Type out the complete listing below word for word, without its pictures.

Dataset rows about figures
-- -- --

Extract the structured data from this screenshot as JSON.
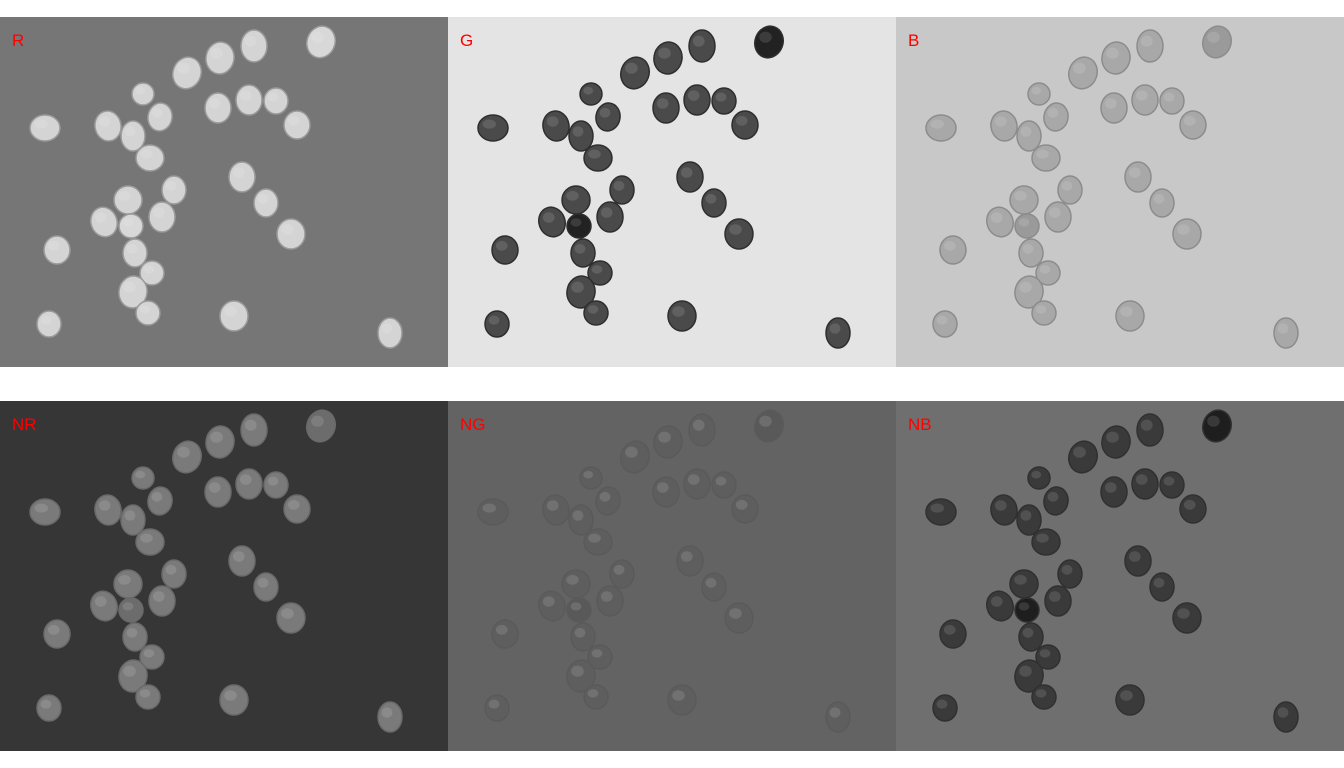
{
  "label_color": "#ff0000",
  "panels": [
    {
      "id": "r",
      "label": "R",
      "bg": "#767676",
      "bean": "#d4d4d4",
      "edge": "#9a9a9a",
      "dark_bean": "#d8d8d8"
    },
    {
      "id": "g",
      "label": "G",
      "bg": "#e4e4e4",
      "bean": "#4a4a4a",
      "edge": "#2e2e2e",
      "dark_bean": "#222222"
    },
    {
      "id": "b",
      "label": "B",
      "bg": "#c8c8c8",
      "bean": "#a8a8a8",
      "edge": "#8c8c8c",
      "dark_bean": "#9a9a9a"
    },
    {
      "id": "nr",
      "label": "NR",
      "bg": "#363636",
      "bean": "#7a7a7a",
      "edge": "#6a6a6a",
      "dark_bean": "#6c6c6c"
    },
    {
      "id": "ng",
      "label": "NG",
      "bg": "#636363",
      "bean": "#5e5e5e",
      "edge": "#5a5a5a",
      "dark_bean": "#595959"
    },
    {
      "id": "nb",
      "label": "NB",
      "bg": "#6f6f6f",
      "bean": "#3a3a3a",
      "edge": "#303030",
      "dark_bean": "#1e1e1e"
    }
  ]
}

-- -- --

**Finished exercise:**
Extract the structured data from this screenshot as JSON.
{
  "label_color": "#ff0000",
  "panels": [
    {
      "id": "r",
      "label": "R",
      "bg": "#767676",
      "bean": "#d4d4d4",
      "edge": "#9a9a9a",
      "dark_bean": "#d8d8d8"
    },
    {
      "id": "g",
      "label": "G",
      "bg": "#e4e4e4",
      "bean": "#4a4a4a",
      "edge": "#2e2e2e",
      "dark_bean": "#222222"
    },
    {
      "id": "b",
      "label": "B",
      "bg": "#c8c8c8",
      "bean": "#a8a8a8",
      "edge": "#8c8c8c",
      "dark_bean": "#9a9a9a"
    },
    {
      "id": "nr",
      "label": "NR",
      "bg": "#363636",
      "bean": "#7a7a7a",
      "edge": "#6a6a6a",
      "dark_bean": "#6c6c6c"
    },
    {
      "id": "ng",
      "label": "NG",
      "bg": "#636363",
      "bean": "#5e5e5e",
      "edge": "#5a5a5a",
      "dark_bean": "#595959"
    },
    {
      "id": "nb",
      "label": "NB",
      "bg": "#6f6f6f",
      "bean": "#3a3a3a",
      "edge": "#303030",
      "dark_bean": "#1e1e1e"
    }
  ]
}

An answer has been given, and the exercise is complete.